Task prompt
Write the entries out again exactly as they stand, but without the pictures.

[Input for this task start]

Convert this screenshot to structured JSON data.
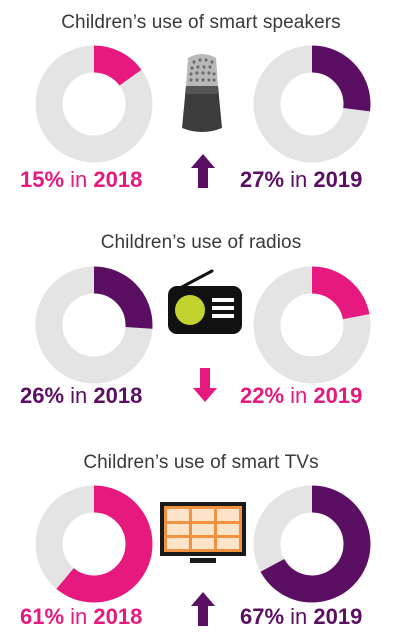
{
  "colors": {
    "pink": "#e6197e",
    "purple": "#5b0f63",
    "track": "#e4e4e4",
    "title": "#3a3a3a"
  },
  "sections": [
    {
      "title": "Children’s use of smart speakers",
      "device_icon": "smart-speaker-icon",
      "trend_icon": "arrow-up-icon",
      "left": {
        "percent": 15,
        "pct_label": "15%",
        "in_label": "in",
        "year": "2018",
        "color": "pink"
      },
      "right": {
        "percent": 27,
        "pct_label": "27%",
        "in_label": "in",
        "year": "2019",
        "color": "purple"
      }
    },
    {
      "title": "Children’s use of radios",
      "device_icon": "radio-icon",
      "trend_icon": "arrow-down-icon",
      "left": {
        "percent": 26,
        "pct_label": "26%",
        "in_label": "in",
        "year": "2018",
        "color": "purple"
      },
      "right": {
        "percent": 22,
        "pct_label": "22%",
        "in_label": "in",
        "year": "2019",
        "color": "pink"
      }
    },
    {
      "title": "Children’s use of smart TVs",
      "device_icon": "smart-tv-icon",
      "trend_icon": "arrow-up-icon",
      "left": {
        "percent": 61,
        "pct_label": "61%",
        "in_label": "in",
        "year": "2018",
        "color": "pink"
      },
      "right": {
        "percent": 67,
        "pct_label": "67%",
        "in_label": "in",
        "year": "2019",
        "color": "purple"
      }
    }
  ],
  "chart_data": [
    {
      "type": "pie",
      "title": "Children’s use of smart speakers",
      "categories": [
        "2018",
        "2019"
      ],
      "values": [
        15,
        27
      ]
    },
    {
      "type": "pie",
      "title": "Children’s use of radios",
      "categories": [
        "2018",
        "2019"
      ],
      "values": [
        26,
        22
      ]
    },
    {
      "type": "pie",
      "title": "Children’s use of smart TVs",
      "categories": [
        "2018",
        "2019"
      ],
      "values": [
        61,
        67
      ]
    }
  ]
}
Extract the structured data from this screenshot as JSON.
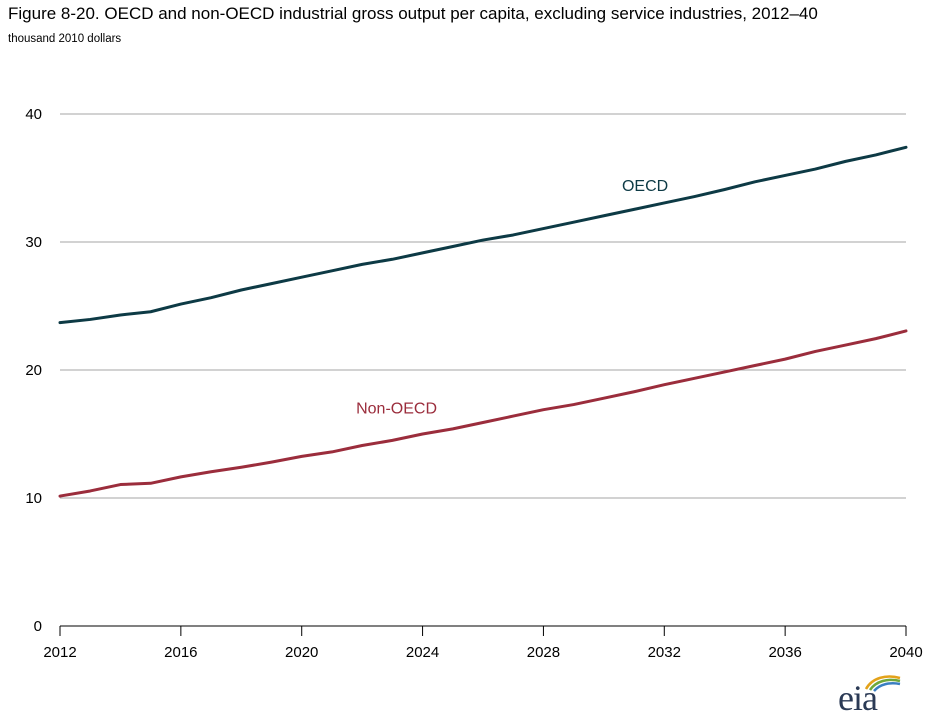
{
  "title": "Figure 8-20. OECD and non-OECD industrial gross output per capita, excluding service industries, 2012–40",
  "subtitle": "thousand 2010 dollars",
  "logo": {
    "text": "eia",
    "colors": [
      "#2b3a55",
      "#e3a21a",
      "#6fa83a",
      "#3a7fc1"
    ]
  },
  "chart_data": {
    "type": "line",
    "title": "Figure 8-20. OECD and non-OECD industrial gross output per capita, excluding service industries, 2012–40",
    "ylabel": "thousand 2010 dollars",
    "xlabel": "",
    "xlim": [
      2012,
      2040
    ],
    "ylim": [
      0,
      40
    ],
    "grid": true,
    "x_ticks": [
      "2012",
      "2016",
      "2020",
      "2024",
      "2028",
      "2032",
      "2036",
      "2040"
    ],
    "y_ticks": [
      "0",
      "10",
      "20",
      "30",
      "40"
    ],
    "x": [
      2012,
      2013,
      2014,
      2015,
      2016,
      2017,
      2018,
      2019,
      2020,
      2021,
      2022,
      2023,
      2024,
      2025,
      2026,
      2027,
      2028,
      2029,
      2030,
      2031,
      2032,
      2033,
      2034,
      2035,
      2036,
      2037,
      2038,
      2039,
      2040
    ],
    "series": [
      {
        "name": "OECD",
        "color": "#0d3a45",
        "values": [
          23.7,
          23.95,
          24.3,
          24.55,
          25.15,
          25.65,
          26.25,
          26.75,
          27.25,
          27.75,
          28.25,
          28.65,
          29.15,
          29.65,
          30.15,
          30.55,
          31.05,
          31.55,
          32.05,
          32.55,
          33.05,
          33.55,
          34.1,
          34.7,
          35.2,
          35.7,
          36.3,
          36.8,
          37.4
        ]
      },
      {
        "name": "Non-OECD",
        "color": "#9b2d3c",
        "values": [
          10.15,
          10.55,
          11.05,
          11.15,
          11.65,
          12.05,
          12.4,
          12.8,
          13.25,
          13.6,
          14.1,
          14.5,
          15.0,
          15.4,
          15.9,
          16.4,
          16.9,
          17.3,
          17.8,
          18.3,
          18.85,
          19.35,
          19.85,
          20.35,
          20.85,
          21.45,
          21.95,
          22.45,
          23.05
        ]
      }
    ]
  }
}
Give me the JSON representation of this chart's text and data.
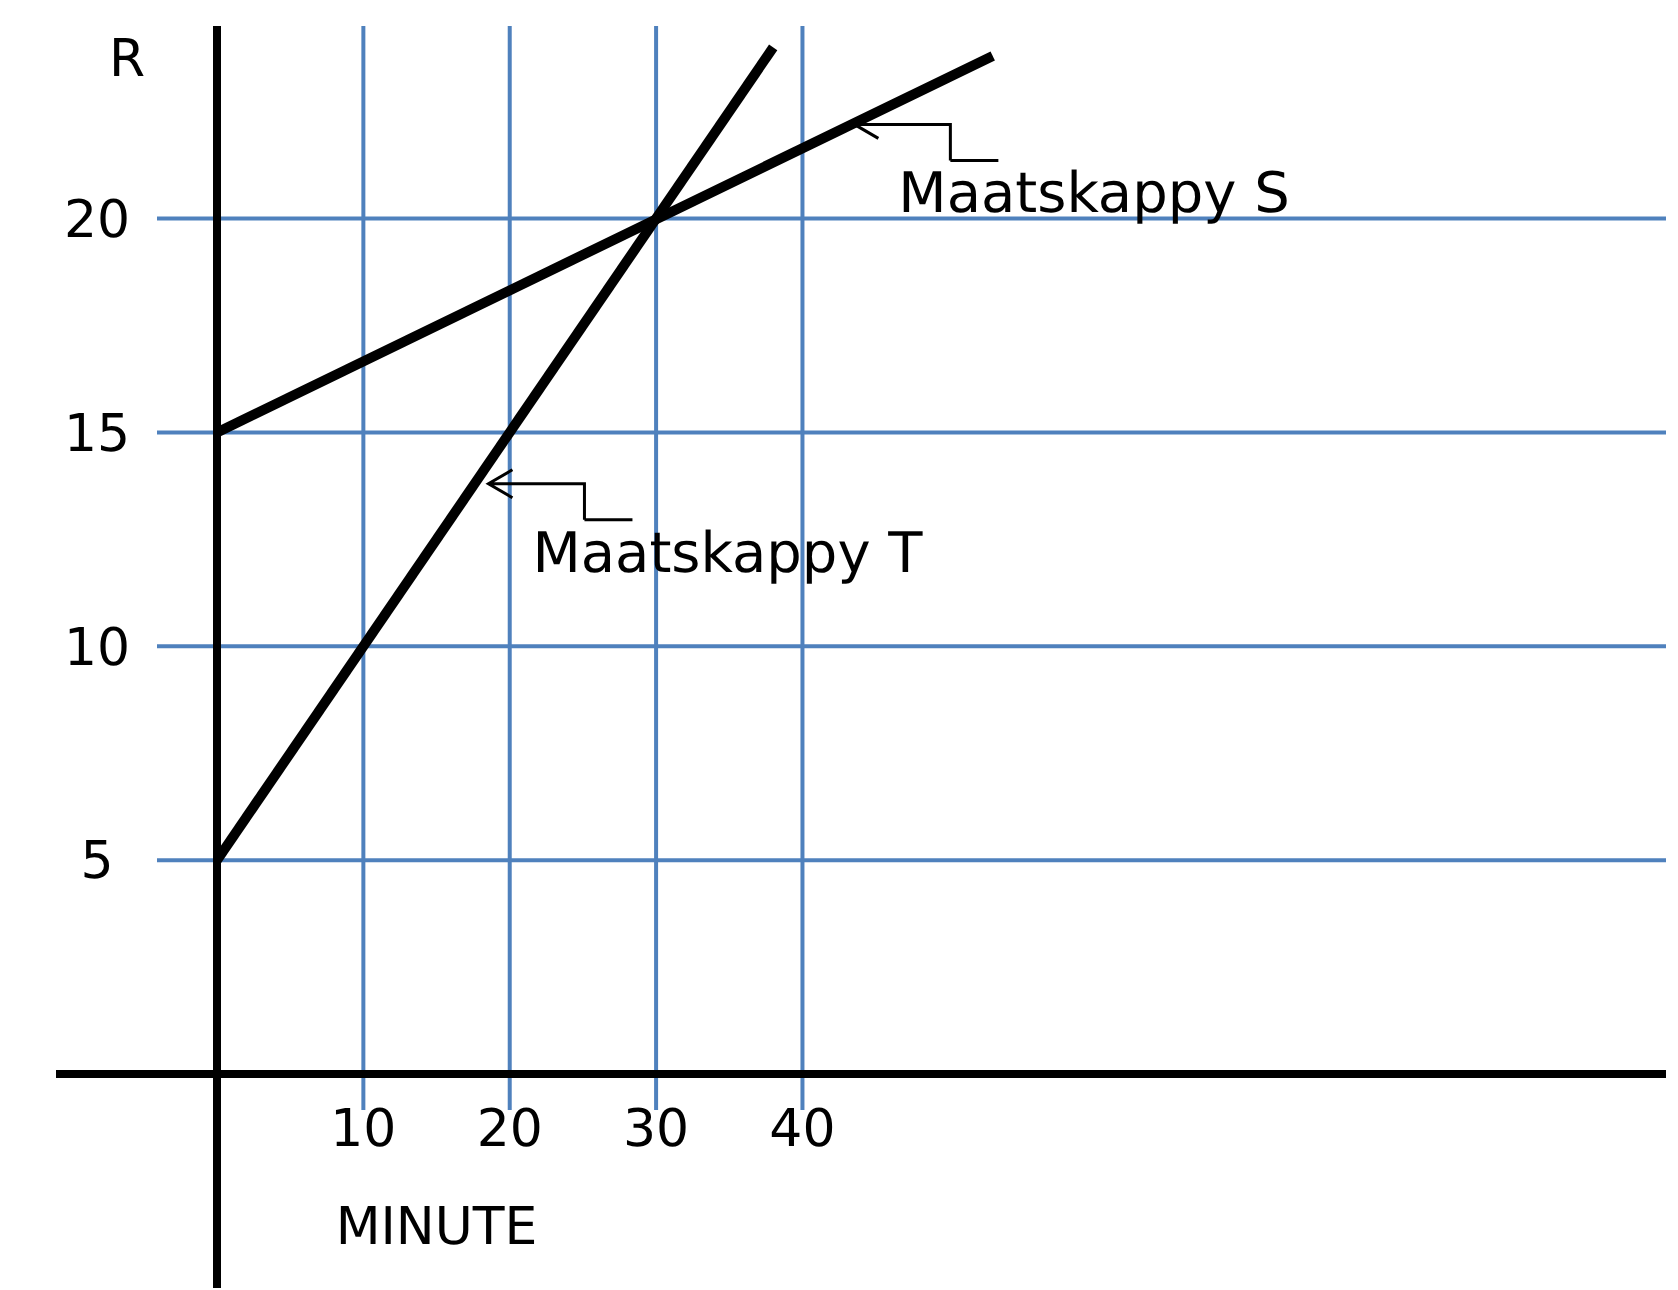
{
  "chart_data": {
    "type": "line",
    "xlabel": "MINUTE",
    "ylabel": "R",
    "xlim": [
      -11,
      99
    ],
    "ylim": [
      -5,
      24.5
    ],
    "xticks": [
      10,
      20,
      30,
      40
    ],
    "yticks": [
      5,
      10,
      15,
      20
    ],
    "grid": true,
    "line_style": "solid",
    "marker": "none",
    "series": [
      {
        "color": "#000000",
        "x": [
          0,
          38
        ],
        "values": [
          5,
          24
        ]
      },
      {
        "color": "#000000",
        "x": [
          0,
          53
        ],
        "values": [
          15,
          23.8
        ]
      }
    ],
    "annotations": [
      {
        "text": "Maatskappy S",
        "x": 43,
        "y": 22.2
      },
      {
        "text": "Maatskappy T",
        "x": 18,
        "y": 13.8
      }
    ]
  }
}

[Input for this task end]

Result of the task
Convert this screenshot to structured JSON data.
{
  "colors": {
    "pink": "#e6197e",
    "purple": "#5b0f63",
    "track": "#e4e4e4",
    "title": "#3a3a3a"
  },
  "sections": [
    {
      "title": "Children’s use of smart speakers",
      "device_icon": "smart-speaker-icon",
      "trend_icon": "arrow-up-icon",
      "left": {
        "percent": 15,
        "pct_label": "15%",
        "in_label": "in",
        "year": "2018",
        "color": "pink"
      },
      "right": {
        "percent": 27,
        "pct_label": "27%",
        "in_label": "in",
        "year": "2019",
        "color": "purple"
      }
    },
    {
      "title": "Children’s use of radios",
      "device_icon": "radio-icon",
      "trend_icon": "arrow-down-icon",
      "left": {
        "percent": 26,
        "pct_label": "26%",
        "in_label": "in",
        "year": "2018",
        "color": "purple"
      },
      "right": {
        "percent": 22,
        "pct_label": "22%",
        "in_label": "in",
        "year": "2019",
        "color": "pink"
      }
    },
    {
      "title": "Children’s use of smart TVs",
      "device_icon": "smart-tv-icon",
      "trend_icon": "arrow-up-icon",
      "left": {
        "percent": 61,
        "pct_label": "61%",
        "in_label": "in",
        "year": "2018",
        "color": "pink"
      },
      "right": {
        "percent": 67,
        "pct_label": "67%",
        "in_label": "in",
        "year": "2019",
        "color": "purple"
      }
    }
  ],
  "chart_data": [
    {
      "type": "pie",
      "title": "Children’s use of smart speakers",
      "categories": [
        "2018",
        "2019"
      ],
      "values": [
        15,
        27
      ]
    },
    {
      "type": "pie",
      "title": "Children’s use of radios",
      "categories": [
        "2018",
        "2019"
      ],
      "values": [
        26,
        22
      ]
    },
    {
      "type": "pie",
      "title": "Children’s use of smart TVs",
      "categories": [
        "2018",
        "2019"
      ],
      "values": [
        61,
        67
      ]
    }
  ]
}
Extract the structured data from this screenshot as JSON.
{
  "title": "Figure 8-20. OECD and non-OECD industrial gross output per capita, excluding service industries, 2012–40",
  "subtitle": "thousand 2010 dollars",
  "logo": {
    "text": "eia",
    "colors": [
      "#2b3a55",
      "#e3a21a",
      "#6fa83a",
      "#3a7fc1"
    ]
  },
  "chart_data": {
    "type": "line",
    "title": "Figure 8-20. OECD and non-OECD industrial gross output per capita, excluding service industries, 2012–40",
    "ylabel": "thousand 2010 dollars",
    "xlabel": "",
    "xlim": [
      2012,
      2040
    ],
    "ylim": [
      0,
      40
    ],
    "grid": true,
    "x_ticks": [
      "2012",
      "2016",
      "2020",
      "2024",
      "2028",
      "2032",
      "2036",
      "2040"
    ],
    "y_ticks": [
      "0",
      "10",
      "20",
      "30",
      "40"
    ],
    "x": [
      2012,
      2013,
      2014,
      2015,
      2016,
      2017,
      2018,
      2019,
      2020,
      2021,
      2022,
      2023,
      2024,
      2025,
      2026,
      2027,
      2028,
      2029,
      2030,
      2031,
      2032,
      2033,
      2034,
      2035,
      2036,
      2037,
      2038,
      2039,
      2040
    ],
    "series": [
      {
        "name": "OECD",
        "color": "#0d3a45",
        "values": [
          23.7,
          23.95,
          24.3,
          24.55,
          25.15,
          25.65,
          26.25,
          26.75,
          27.25,
          27.75,
          28.25,
          28.65,
          29.15,
          29.65,
          30.15,
          30.55,
          31.05,
          31.55,
          32.05,
          32.55,
          33.05,
          33.55,
          34.1,
          34.7,
          35.2,
          35.7,
          36.3,
          36.8,
          37.4
        ]
      },
      {
        "name": "Non-OECD",
        "color": "#9b2d3c",
        "values": [
          10.15,
          10.55,
          11.05,
          11.15,
          11.65,
          12.05,
          12.4,
          12.8,
          13.25,
          13.6,
          14.1,
          14.5,
          15.0,
          15.4,
          15.9,
          16.4,
          16.9,
          17.3,
          17.8,
          18.3,
          18.85,
          19.35,
          19.85,
          20.35,
          20.85,
          21.45,
          21.95,
          22.45,
          23.05
        ]
      }
    ]
  }
}
Give me the JSON representation of this chart's text and data.
{
  "chart_data": {
    "type": "line",
    "xlabel": "MINUTE",
    "ylabel": "R",
    "xlim": [
      -11,
      99
    ],
    "ylim": [
      -5,
      24.5
    ],
    "xticks": [
      10,
      20,
      30,
      40
    ],
    "yticks": [
      5,
      10,
      15,
      20
    ],
    "grid": true,
    "line_style": "solid",
    "marker": "none",
    "series": [
      {
        "color": "#000000",
        "x": [
          0,
          38
        ],
        "values": [
          5,
          24
        ]
      },
      {
        "color": "#000000",
        "x": [
          0,
          53
        ],
        "values": [
          15,
          23.8
        ]
      }
    ],
    "annotations": [
      {
        "text": "Maatskappy S",
        "x": 43,
        "y": 22.2
      },
      {
        "text": "Maatskappy T",
        "x": 18,
        "y": 13.8
      }
    ]
  }
}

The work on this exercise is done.